• Goal:
Find every line in the records below that holds the word "dokumentów" and copy it.

• Records to use:
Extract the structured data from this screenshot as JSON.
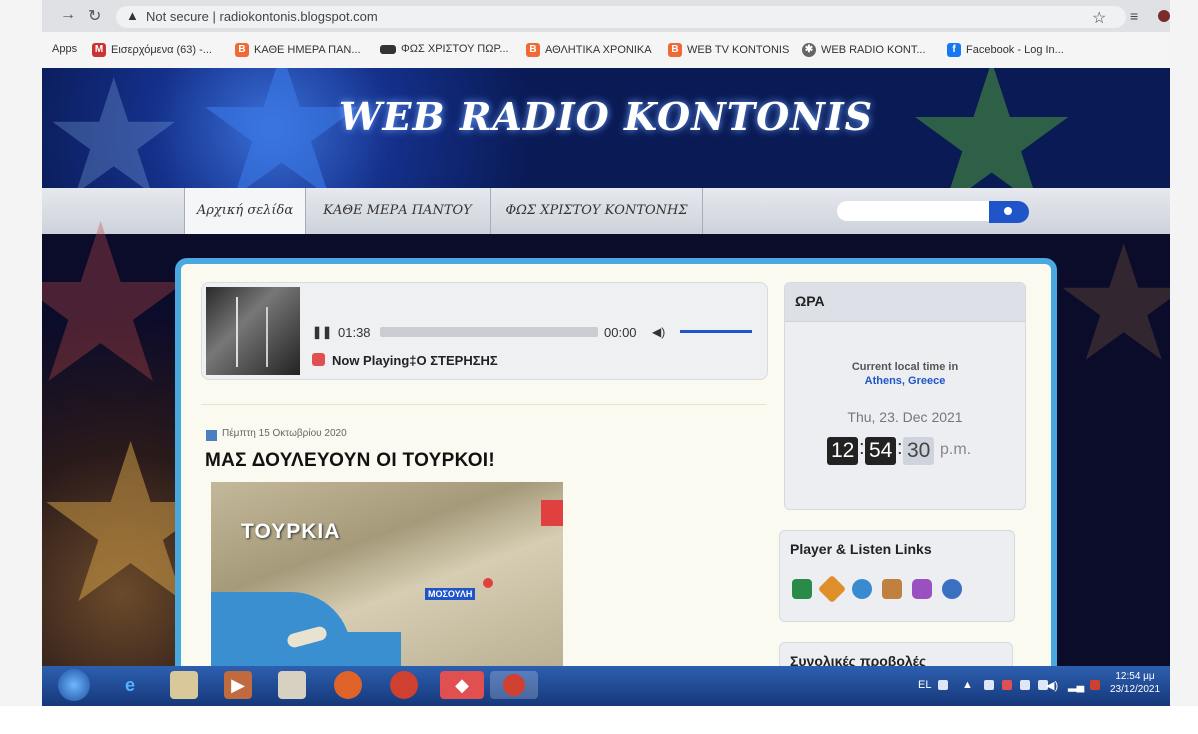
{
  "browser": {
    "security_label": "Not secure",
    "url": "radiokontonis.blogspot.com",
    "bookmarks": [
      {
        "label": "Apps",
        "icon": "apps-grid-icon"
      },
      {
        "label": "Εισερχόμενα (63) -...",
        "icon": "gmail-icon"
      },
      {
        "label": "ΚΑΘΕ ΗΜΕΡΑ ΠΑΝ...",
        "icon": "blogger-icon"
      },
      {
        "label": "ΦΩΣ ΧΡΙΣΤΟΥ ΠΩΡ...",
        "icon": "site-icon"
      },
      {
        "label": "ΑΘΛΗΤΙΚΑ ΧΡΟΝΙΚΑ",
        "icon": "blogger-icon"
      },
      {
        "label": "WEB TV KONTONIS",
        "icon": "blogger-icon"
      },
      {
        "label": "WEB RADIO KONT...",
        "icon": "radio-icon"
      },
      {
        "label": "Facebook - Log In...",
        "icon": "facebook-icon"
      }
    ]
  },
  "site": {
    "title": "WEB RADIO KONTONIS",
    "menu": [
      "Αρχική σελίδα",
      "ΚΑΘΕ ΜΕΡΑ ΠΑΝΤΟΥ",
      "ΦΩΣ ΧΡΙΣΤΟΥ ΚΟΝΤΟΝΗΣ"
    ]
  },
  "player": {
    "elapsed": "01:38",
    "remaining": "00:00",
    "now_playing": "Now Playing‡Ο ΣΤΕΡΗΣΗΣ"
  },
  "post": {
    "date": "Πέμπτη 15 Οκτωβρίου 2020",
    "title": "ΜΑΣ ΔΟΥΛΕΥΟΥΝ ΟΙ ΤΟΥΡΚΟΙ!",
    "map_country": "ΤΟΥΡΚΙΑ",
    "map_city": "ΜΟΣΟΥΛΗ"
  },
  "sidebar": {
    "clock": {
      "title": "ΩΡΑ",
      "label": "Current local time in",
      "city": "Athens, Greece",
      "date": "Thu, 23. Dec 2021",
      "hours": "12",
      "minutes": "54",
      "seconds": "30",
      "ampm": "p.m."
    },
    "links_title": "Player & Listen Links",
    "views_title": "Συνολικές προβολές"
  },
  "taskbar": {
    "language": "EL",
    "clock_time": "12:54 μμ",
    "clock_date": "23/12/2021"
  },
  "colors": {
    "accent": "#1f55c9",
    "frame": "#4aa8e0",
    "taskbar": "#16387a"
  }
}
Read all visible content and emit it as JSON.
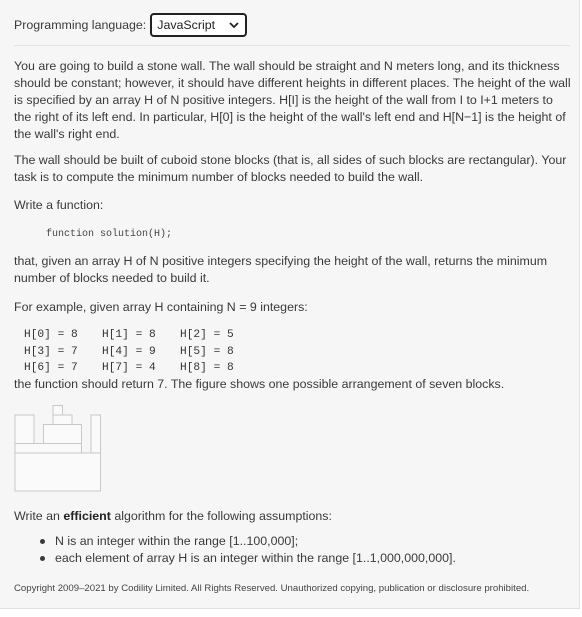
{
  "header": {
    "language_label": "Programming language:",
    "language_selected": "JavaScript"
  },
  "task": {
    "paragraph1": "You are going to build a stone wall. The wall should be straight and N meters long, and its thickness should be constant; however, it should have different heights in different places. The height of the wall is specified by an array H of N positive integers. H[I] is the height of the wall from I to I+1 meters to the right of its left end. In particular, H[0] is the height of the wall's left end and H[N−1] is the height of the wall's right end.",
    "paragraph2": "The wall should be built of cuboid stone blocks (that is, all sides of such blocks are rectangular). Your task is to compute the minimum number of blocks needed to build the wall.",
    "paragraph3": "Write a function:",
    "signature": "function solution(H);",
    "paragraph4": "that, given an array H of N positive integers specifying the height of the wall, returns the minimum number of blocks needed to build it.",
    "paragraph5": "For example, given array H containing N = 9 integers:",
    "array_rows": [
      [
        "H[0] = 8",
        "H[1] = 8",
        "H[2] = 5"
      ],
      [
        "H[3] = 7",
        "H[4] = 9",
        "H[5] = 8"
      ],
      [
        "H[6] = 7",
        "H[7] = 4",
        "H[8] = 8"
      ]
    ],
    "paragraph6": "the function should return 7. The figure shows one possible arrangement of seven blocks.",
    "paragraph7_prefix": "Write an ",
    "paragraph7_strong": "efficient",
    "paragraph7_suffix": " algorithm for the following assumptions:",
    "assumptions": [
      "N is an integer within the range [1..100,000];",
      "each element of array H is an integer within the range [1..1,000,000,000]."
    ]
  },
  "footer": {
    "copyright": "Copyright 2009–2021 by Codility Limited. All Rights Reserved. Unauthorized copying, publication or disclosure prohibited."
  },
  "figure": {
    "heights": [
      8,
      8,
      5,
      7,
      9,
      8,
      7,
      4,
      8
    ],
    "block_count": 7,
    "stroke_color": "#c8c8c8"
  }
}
--
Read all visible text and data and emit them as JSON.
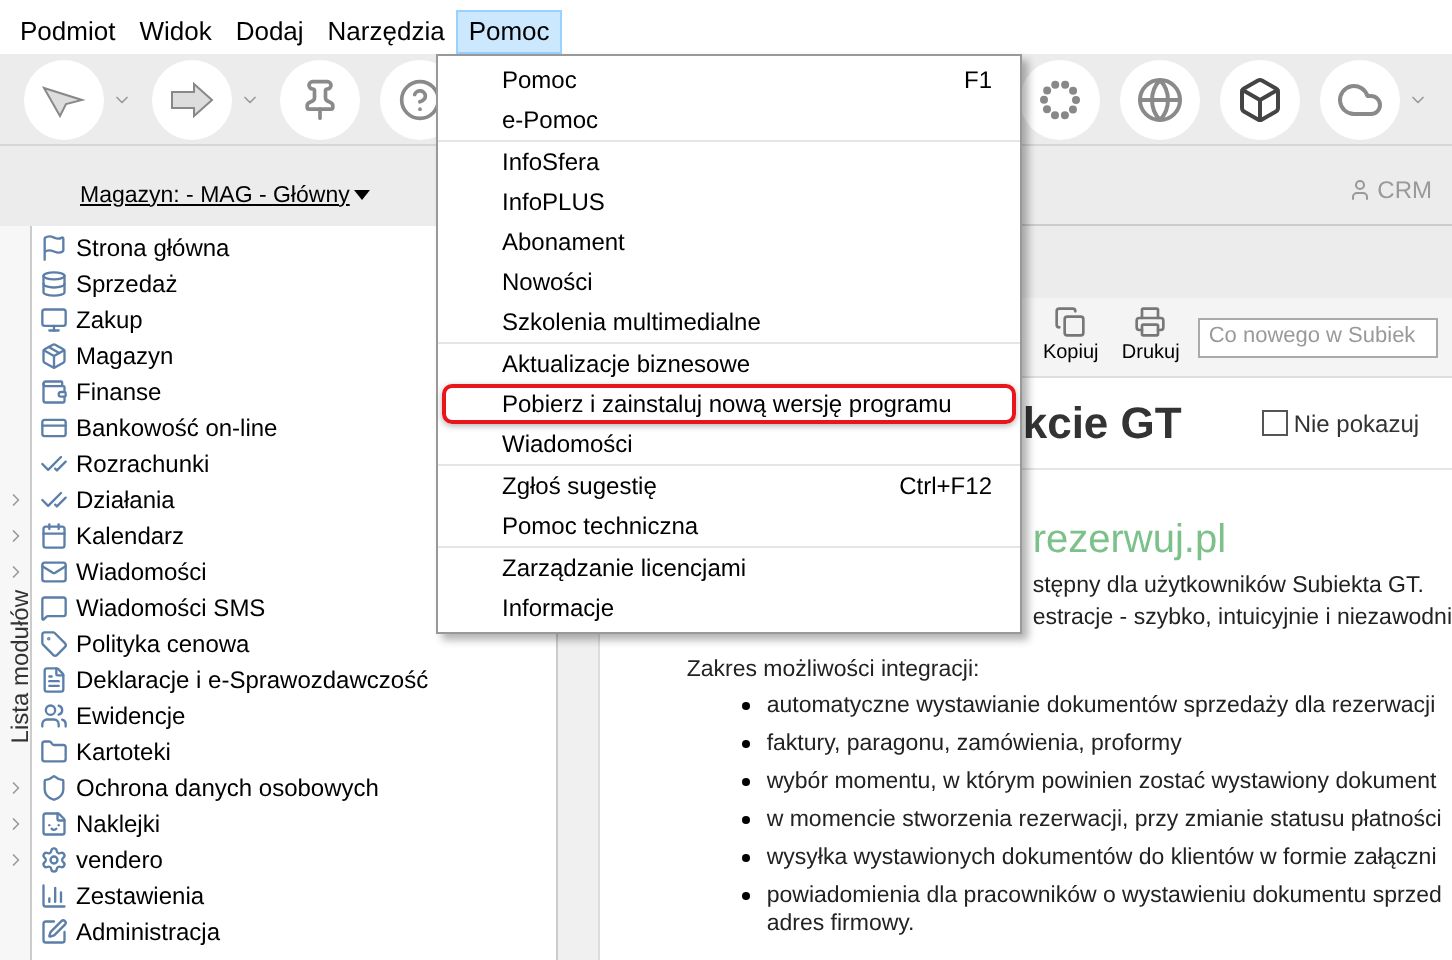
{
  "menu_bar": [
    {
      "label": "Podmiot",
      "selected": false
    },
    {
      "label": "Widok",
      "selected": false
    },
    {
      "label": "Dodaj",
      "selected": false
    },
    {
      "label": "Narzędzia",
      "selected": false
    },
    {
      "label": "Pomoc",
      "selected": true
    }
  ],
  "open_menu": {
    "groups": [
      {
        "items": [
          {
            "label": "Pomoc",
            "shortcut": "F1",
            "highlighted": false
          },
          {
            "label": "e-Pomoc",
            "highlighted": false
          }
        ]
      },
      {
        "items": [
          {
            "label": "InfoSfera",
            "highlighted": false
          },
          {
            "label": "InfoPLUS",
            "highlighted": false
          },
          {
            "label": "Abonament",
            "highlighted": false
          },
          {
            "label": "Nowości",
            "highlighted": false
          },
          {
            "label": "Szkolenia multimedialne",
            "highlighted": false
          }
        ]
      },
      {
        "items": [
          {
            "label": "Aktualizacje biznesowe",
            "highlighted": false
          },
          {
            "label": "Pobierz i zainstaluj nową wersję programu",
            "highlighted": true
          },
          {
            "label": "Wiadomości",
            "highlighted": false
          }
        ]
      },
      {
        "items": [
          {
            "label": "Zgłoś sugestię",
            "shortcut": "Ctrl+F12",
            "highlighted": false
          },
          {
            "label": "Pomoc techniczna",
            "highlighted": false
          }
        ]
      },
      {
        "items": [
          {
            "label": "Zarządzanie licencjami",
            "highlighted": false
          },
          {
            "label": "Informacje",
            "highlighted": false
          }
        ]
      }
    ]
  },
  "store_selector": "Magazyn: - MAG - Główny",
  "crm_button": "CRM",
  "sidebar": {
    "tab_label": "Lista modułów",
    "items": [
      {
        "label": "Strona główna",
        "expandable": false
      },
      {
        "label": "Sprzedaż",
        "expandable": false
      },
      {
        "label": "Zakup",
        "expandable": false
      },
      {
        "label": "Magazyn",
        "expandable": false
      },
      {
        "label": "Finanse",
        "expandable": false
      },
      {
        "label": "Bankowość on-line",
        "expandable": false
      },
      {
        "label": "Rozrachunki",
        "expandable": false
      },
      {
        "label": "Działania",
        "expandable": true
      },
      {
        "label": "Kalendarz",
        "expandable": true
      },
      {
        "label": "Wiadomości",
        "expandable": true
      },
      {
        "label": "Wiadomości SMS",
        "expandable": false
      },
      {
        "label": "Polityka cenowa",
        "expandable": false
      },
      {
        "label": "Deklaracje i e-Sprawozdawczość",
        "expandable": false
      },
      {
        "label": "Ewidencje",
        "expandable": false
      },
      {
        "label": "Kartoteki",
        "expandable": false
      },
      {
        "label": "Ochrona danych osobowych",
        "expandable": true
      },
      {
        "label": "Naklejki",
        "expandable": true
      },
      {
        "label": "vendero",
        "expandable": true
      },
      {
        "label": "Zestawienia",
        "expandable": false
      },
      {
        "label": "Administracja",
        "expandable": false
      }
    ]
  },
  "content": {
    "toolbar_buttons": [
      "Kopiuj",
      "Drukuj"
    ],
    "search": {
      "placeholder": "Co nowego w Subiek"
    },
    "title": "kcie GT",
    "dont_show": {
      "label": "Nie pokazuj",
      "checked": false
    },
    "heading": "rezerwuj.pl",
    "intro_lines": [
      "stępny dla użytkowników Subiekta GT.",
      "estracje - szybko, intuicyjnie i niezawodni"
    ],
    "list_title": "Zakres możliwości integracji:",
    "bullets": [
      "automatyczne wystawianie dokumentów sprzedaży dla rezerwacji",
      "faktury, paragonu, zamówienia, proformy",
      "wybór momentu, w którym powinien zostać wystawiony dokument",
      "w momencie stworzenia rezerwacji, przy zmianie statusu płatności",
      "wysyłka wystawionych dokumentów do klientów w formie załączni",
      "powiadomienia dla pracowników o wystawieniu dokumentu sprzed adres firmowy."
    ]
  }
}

• Result of this exercise:
      "automatyczne wystawianie dokumentów sprzedaży dla rezerwacji",
      "wysyłka wystawionych dokumentów do klientów w formie załączni",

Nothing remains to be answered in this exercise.